* **Brief**: Pick out each line of the records in which the word "överstiger" appears.

=== Data supplied ===

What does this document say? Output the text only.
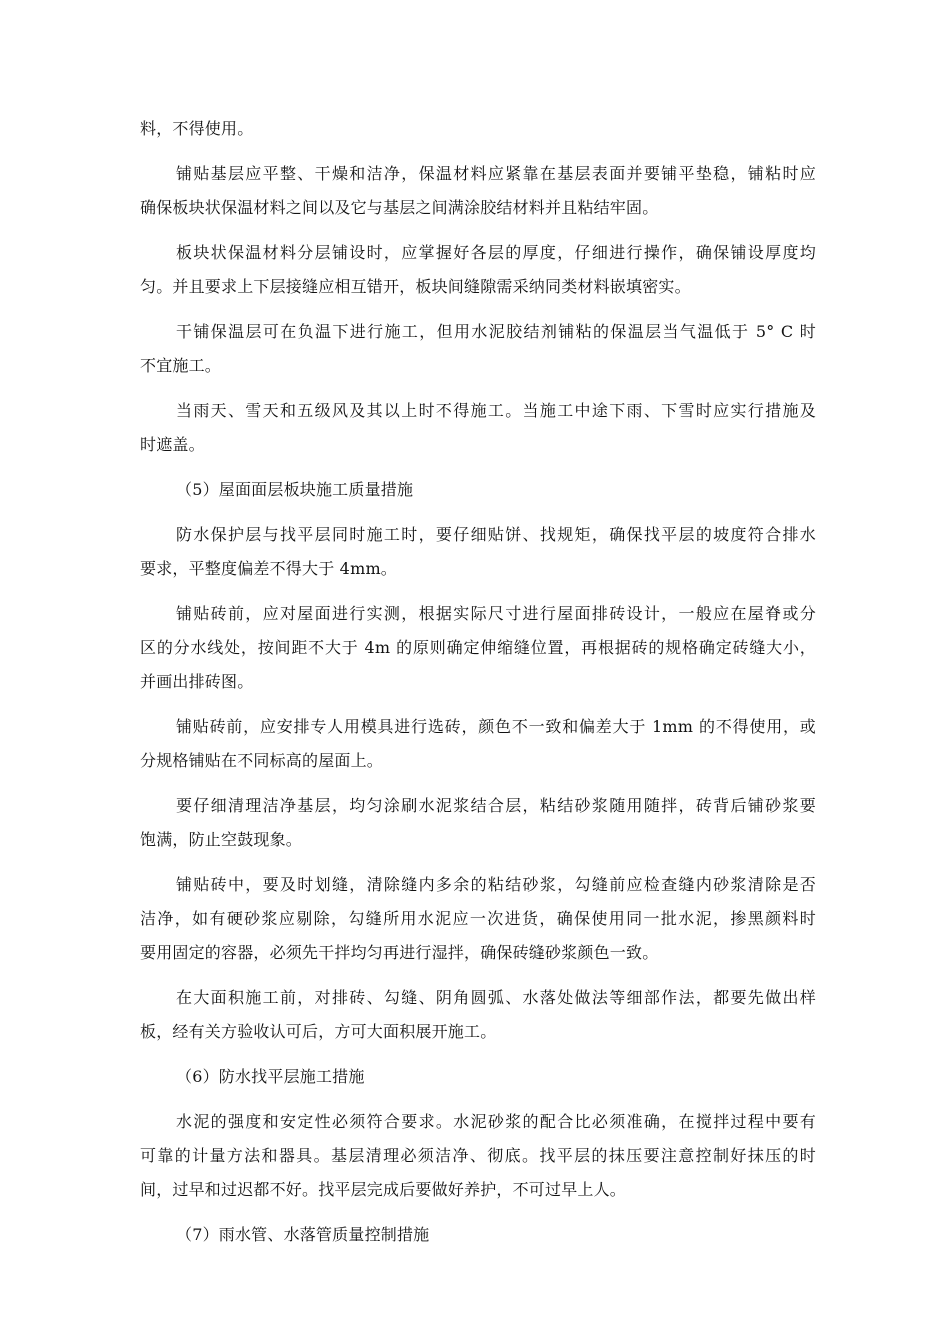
料，不得使用。

铺贴基层应平整、干燥和洁净，保温材料应紧靠在基层表面并要铺平垫稳，铺粘时应

确保板块状保温材料之间以及它与基层之间满涂胶结材料并且粘结牢固。

板块状保温材料分层铺设时，应掌握好各层的厚度，仔细进行操作，确保铺设厚度均

匀。并且要求上下层接缝应相互错开，板块间缝隙需采纳同类材料嵌填密实。

干铺保温层可在负温下进行施工，但用水泥胶结剂铺粘的保温层当气温低于 5° C 时

不宜施工。

当雨天、雪天和五级风及其以上时不得施工。当施工中途下雨、下雪时应实行措施及

时遮盖。

（5）屋面面层板块施工质量措施

防水保护层与找平层同时施工时，要仔细贴饼、找规矩，确保找平层的坡度符合排水

要求，平整度偏差不得大于 4mm。

铺贴砖前，应对屋面进行实测，根据实际尺寸进行屋面排砖设计，一般应在屋脊或分

区的分水线处，按间距不大于 4m 的原则确定伸缩缝位置，再根据砖的规格确定砖缝大小，

并画出排砖图。

铺贴砖前，应安排专人用模具进行选砖，颜色不一致和偏差大于 1mm 的不得使用，或

分规格铺贴在不同标高的屋面上。

要仔细清理洁净基层，均匀涂刷水泥浆结合层，粘结砂浆随用随拌，砖背后铺砂浆要

饱满，防止空鼓现象。

铺贴砖中，要及时划缝，清除缝内多余的粘结砂浆，勾缝前应检查缝内砂浆清除是否

洁净，如有硬砂浆应剔除，勾缝所用水泥应一次进货，确保使用同一批水泥，掺黑颜料时

要用固定的容器，必须先干拌均匀再进行湿拌，确保砖缝砂浆颜色一致。

在大面积施工前，对排砖、勾缝、阴角圆弧、水落处做法等细部作法，都要先做出样

板，经有关方验收认可后，方可大面积展开施工。

（6）防水找平层施工措施

水泥的强度和安定性必须符合要求。水泥砂浆的配合比必须准确，在搅拌过程中要有

可靠的计量方法和器具。基层清理必须洁净、彻底。找平层的抹压要注意控制好抹压的时

间，过早和过迟都不好。找平层完成后要做好养护，不可过早上人。

（7）雨水管、水落管质量控制措施
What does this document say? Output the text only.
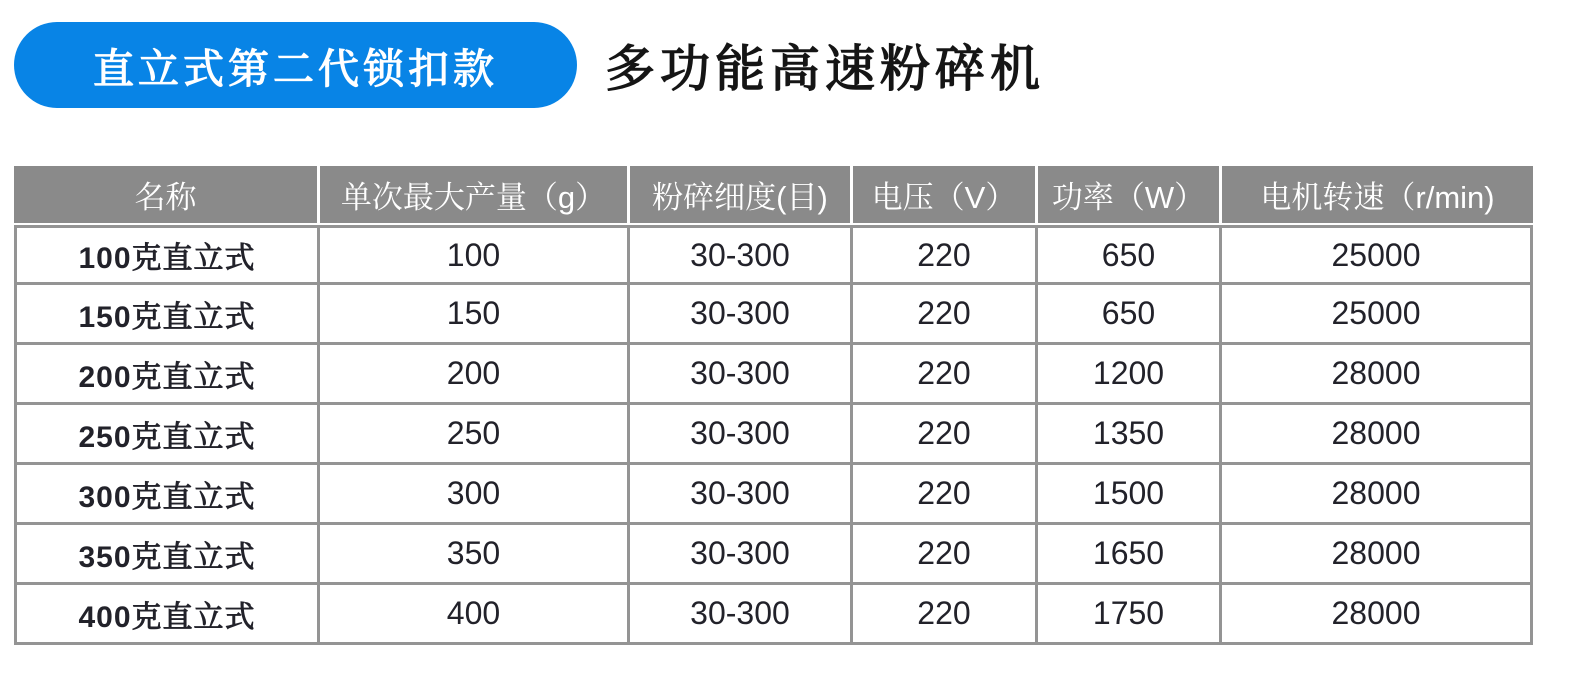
直立式第二代锁扣款 多功能高速粉碎机
名称	单次最大产量（g）	粉碎细度(目)	电压（V）	功率（W）	电机转速（r/min)
100克直立式	100	30-300	220	650	25000
150克直立式	150	30-300	220	650	25000
200克直立式	200	30-300	220	1200	28000
250克直立式	250	30-300	220	1350	28000
300克直立式	300	30-300	220	1500	28000
350克直立式	350	30-300	220	1650	28000
400克直立式	400	30-300	220	1750	28000
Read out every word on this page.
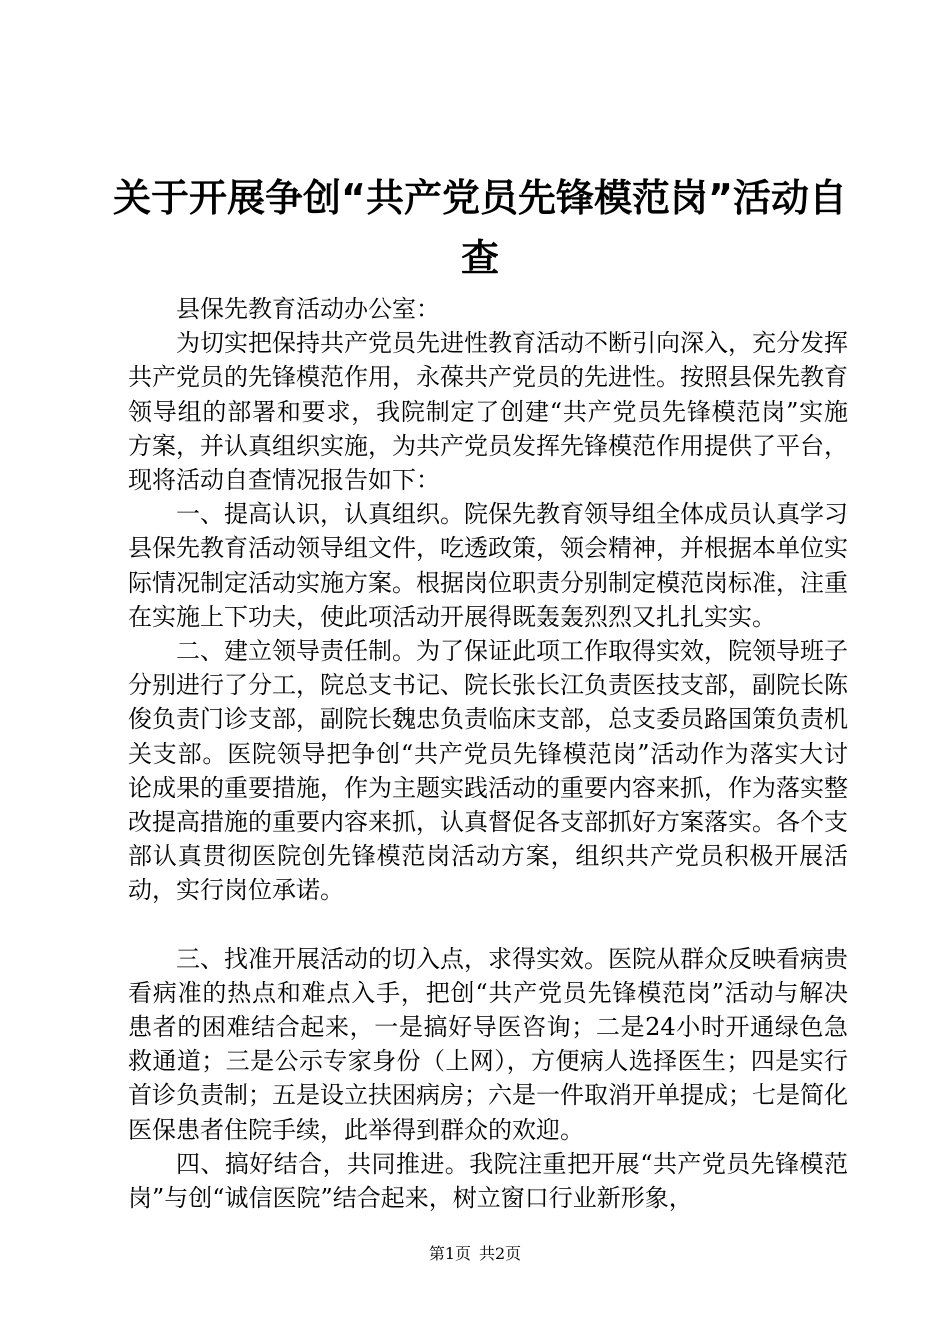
关于开展争创“共产党员先锋模范岗”活动自查

县保先教育活动办公室：

为切实把保持共产党员先进性教育活动不断引向深入，充分发挥共产党员的先锋模范作用，永葆共产党员的先进性。按照县保先教育领导组的部署和要求，我院制定了创建“共产党员先锋模范岗”实施方案，并认真组织实施，为共产党员发挥先锋模范作用提供了平台，现将活动自查情况报告如下：

一、提高认识，认真组织。院保先教育领导组全体成员认真学习县保先教育活动领导组文件，吃透政策，领会精神，并根据本单位实际情况制定活动实施方案。根据岗位职责分别制定模范岗标准，注重在实施上下功夫，使此项活动开展得既轰轰烈烈又扎扎实实。

二、建立领导责任制。为了保证此项工作取得实效，院领导班子分别进行了分工，院总支书记、院长张长江负责医技支部，副院长陈俊负责门诊支部，副院长魏忠负责临床支部，总支委员路国策负责机关支部。医院领导把争创“共产党员先锋模范岗”活动作为落实大讨论成果的重要措施，作为主题实践活动的重要内容来抓，作为落实整改提高措施的重要内容来抓，认真督促各支部抓好方案落实。各个支部认真贯彻医院创先锋模范岗活动方案，组织共产党员积极开展活动，实行岗位承诺。

三、找准开展活动的切入点，求得实效。医院从群众反映看病贵看病准的热点和难点入手，把创“共产党员先锋模范岗”活动与解决患者的困难结合起来，一是搞好导医咨询；二是24小时开通绿色急救通道；三是公示专家身份（上网），方便病人选择医生；四是实行首诊负责制；五是设立扶困病房；六是一件取消开单提成；七是简化医保患者住院手续，此举得到群众的欢迎。

四、搞好结合，共同推进。我院注重把开展“共产党员先锋模范岗”与创“诚信医院”结合起来，树立窗口行业新形象，

第1页 共2页
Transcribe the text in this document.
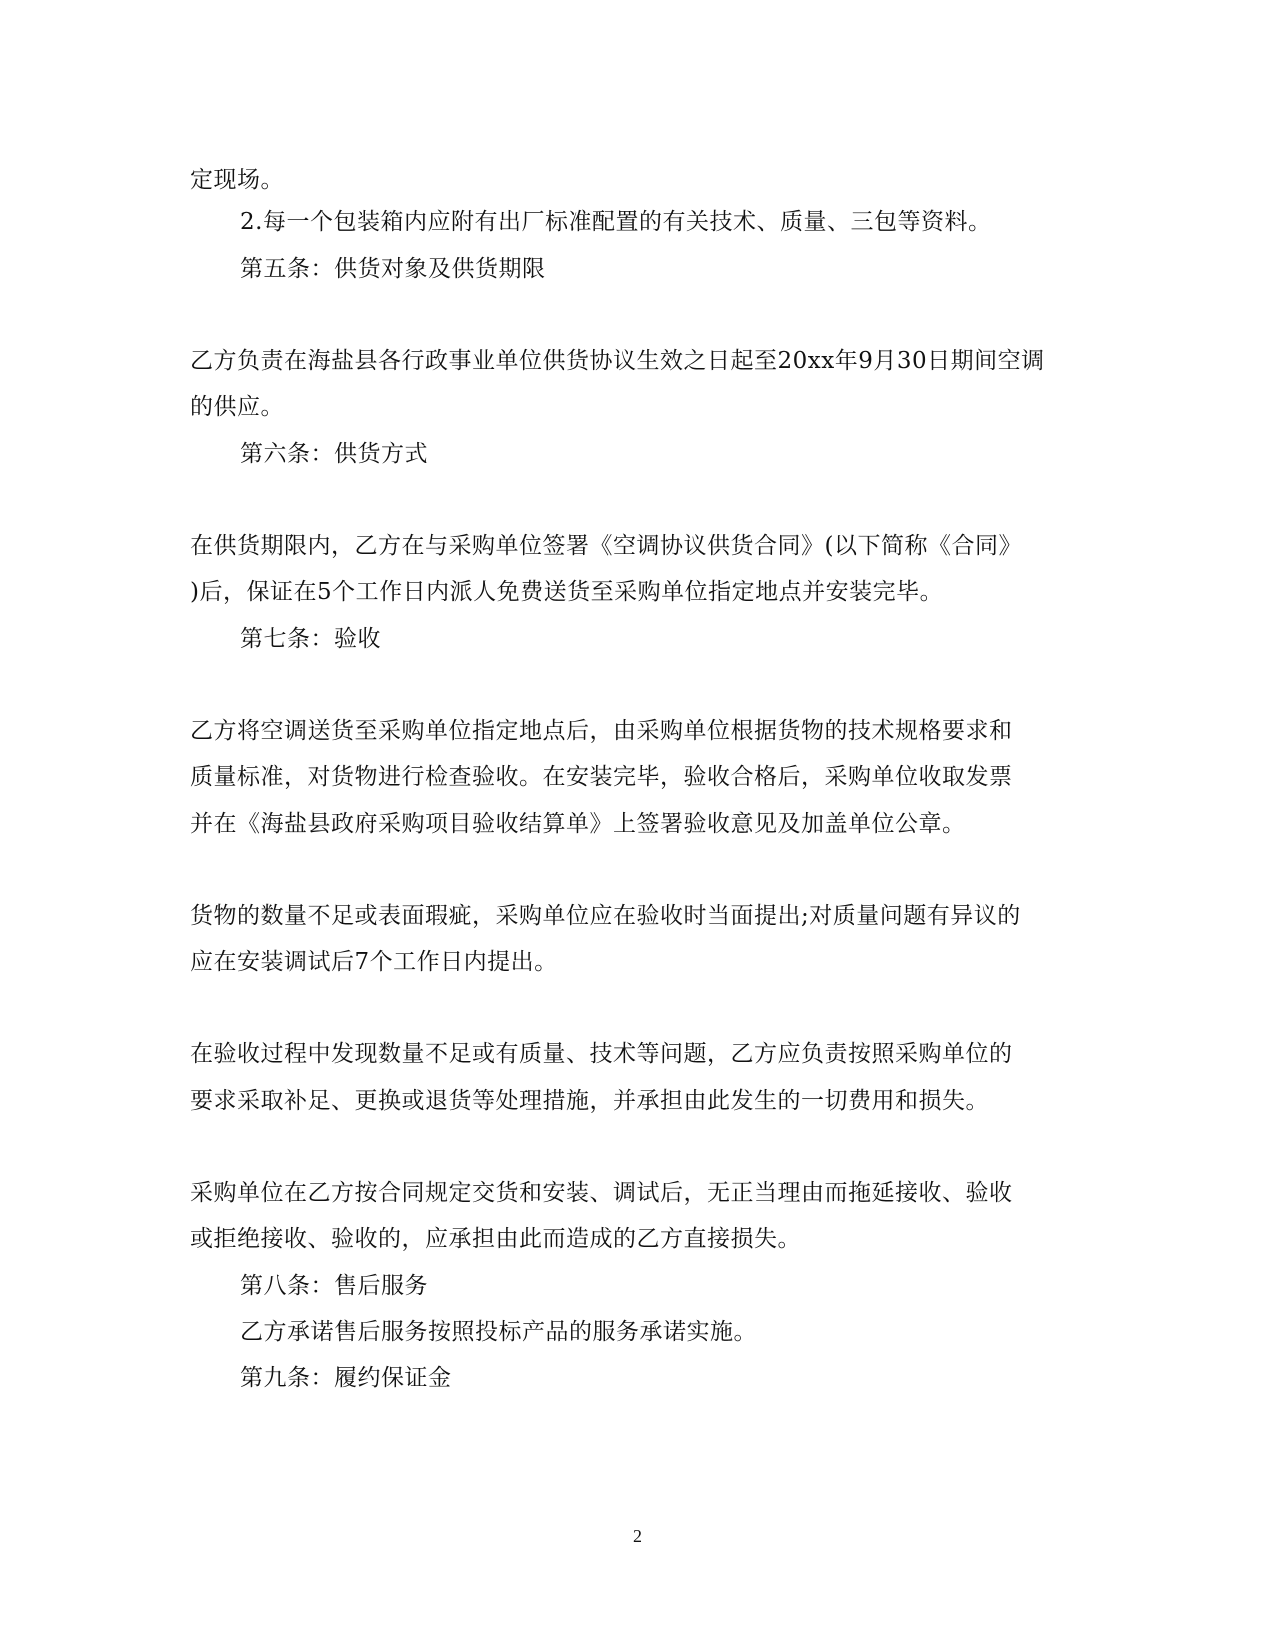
定现场。
2.每一个包装箱内应附有出厂标准配置的有关技术、质量、三包等资料。
第五条：供货对象及供货期限
乙方负责在海盐县各行政事业单位供货协议生效之日起至20xx年9月30日期间空调
的供应。
第六条：供货方式
在供货期限内，乙方在与采购单位签署《空调协议供货合同》(以下简称《合同》
)后，保证在5个工作日内派人免费送货至采购单位指定地点并安装完毕。
第七条：验收
乙方将空调送货至采购单位指定地点后，由采购单位根据货物的技术规格要求和
质量标准，对货物进行检查验收。在安装完毕，验收合格后，采购单位收取发票
并在《海盐县政府采购项目验收结算单》上签署验收意见及加盖单位公章。
货物的数量不足或表面瑕疵，采购单位应在验收时当面提出;对质量问题有异议的
应在安装调试后7个工作日内提出。
在验收过程中发现数量不足或有质量、技术等问题，乙方应负责按照采购单位的
要求采取补足、更换或退货等处理措施，并承担由此发生的一切费用和损失。
采购单位在乙方按合同规定交货和安装、调试后，无正当理由而拖延接收、验收
或拒绝接收、验收的，应承担由此而造成的乙方直接损失。
第八条：售后服务
乙方承诺售后服务按照投标产品的服务承诺实施。
第九条：履约保证金
2
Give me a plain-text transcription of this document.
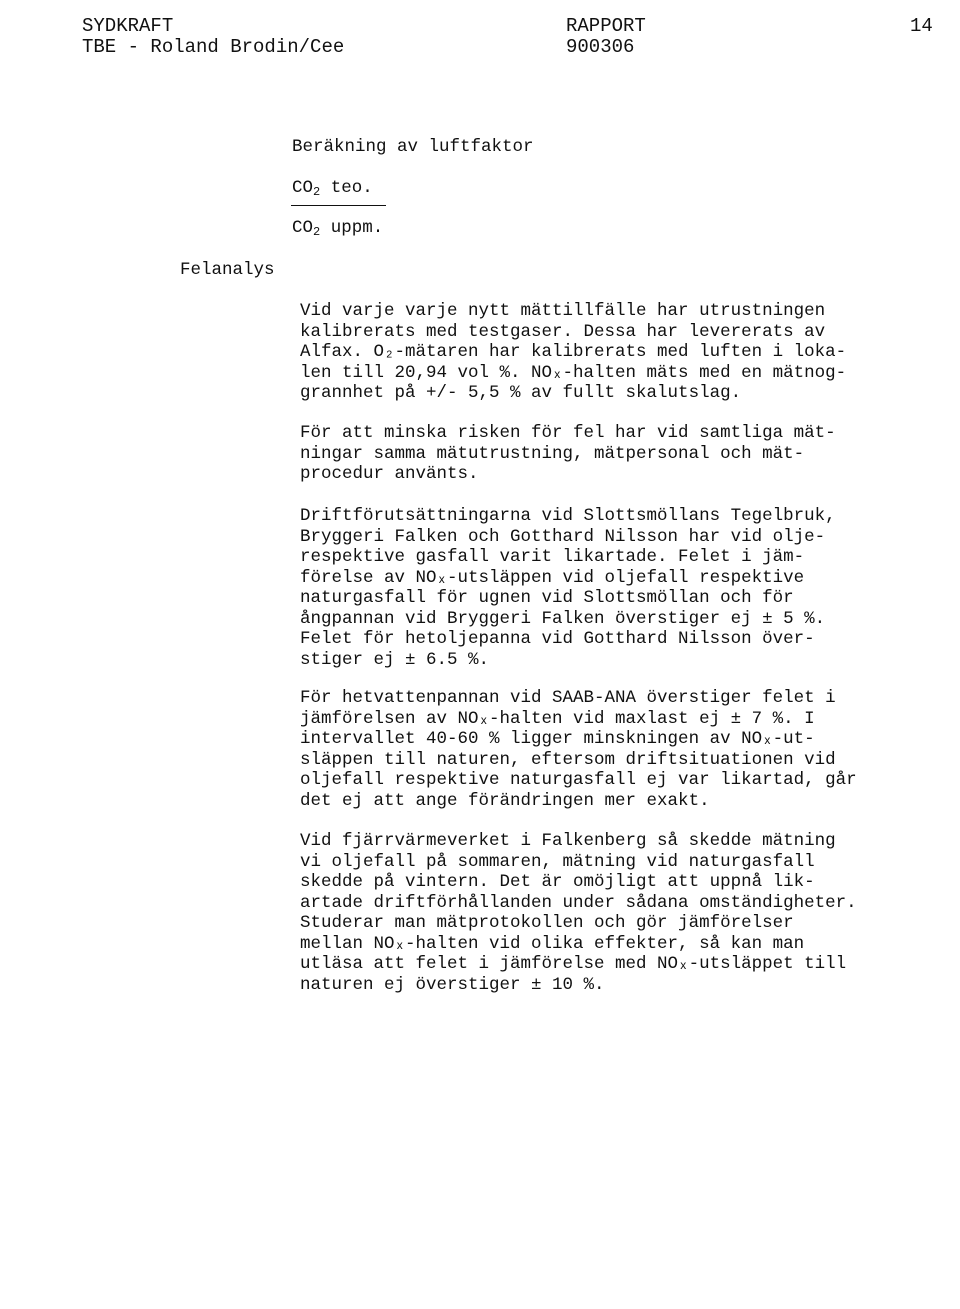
SYDKRAFT
TBE - Roland Brodin/Cee
RAPPORT
900306
14
Beräkning av luftfaktor
$CO_2$ teo.
$CO_2$ uppm.
Felanalys
Vid varje varje nytt mättillfälle har utrustningen
kalibrerats med testgaser. Dessa har levererats av
Alfax. O₂-mätaren har kalibrerats med luften i loka-
len till 20,94 vol %. NOₓ-halten mäts med en mätnog-
grannhet på +/- 5,5 % av fullt skalutslag.
För att minska risken för fel har vid samtliga mät-
ningar samma mätutrustning, mätpersonal och mät-
procedur använts.
Driftförutsättningarna vid Slottsmöllans Tegelbruk,
Bryggeri Falken och Gotthard Nilsson har vid olje-
respektive gasfall varit likartade. Felet i jäm-
förelse av NOₓ-utsläppen vid oljefall respektive
naturgasfall för ugnen vid Slottsmöllan och för
ångpannan vid Bryggeri Falken överstiger ej ± 5 %.
Felet för hetoljepanna vid Gotthard Nilsson över-
stiger ej ± 6.5 %.
För hetvattenpannan vid SAAB-ANA överstiger felet i
jämförelsen av NOₓ-halten vid maxlast ej ± 7 %. I
intervallet 40-60 % ligger minskningen av NOₓ-ut-
släppen till naturen, eftersom driftsituationen vid
oljefall respektive naturgasfall ej var likartad, går
det ej att ange förändringen mer exakt.
Vid fjärrvärmeverket i Falkenberg så skedde mätning
vi oljefall på sommaren, mätning vid naturgasfall
skedde på vintern. Det är omöjligt att uppnå lik-
artade driftförhållanden under sådana omständigheter.
Studerar man mätprotokollen och gör jämförelser
mellan NOₓ-halten vid olika effekter, så kan man
utläsa att felet i jämförelse med NOₓ-utsläppet till
naturen ej överstiger ± 10 %.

===

* **Answer in full**:
ångpannan vid Bryggeri Falken överstiger ej ± 5 %.
För hetvattenpannan vid SAAB-ANA överstiger felet i
naturen ej överstiger ± 10 %.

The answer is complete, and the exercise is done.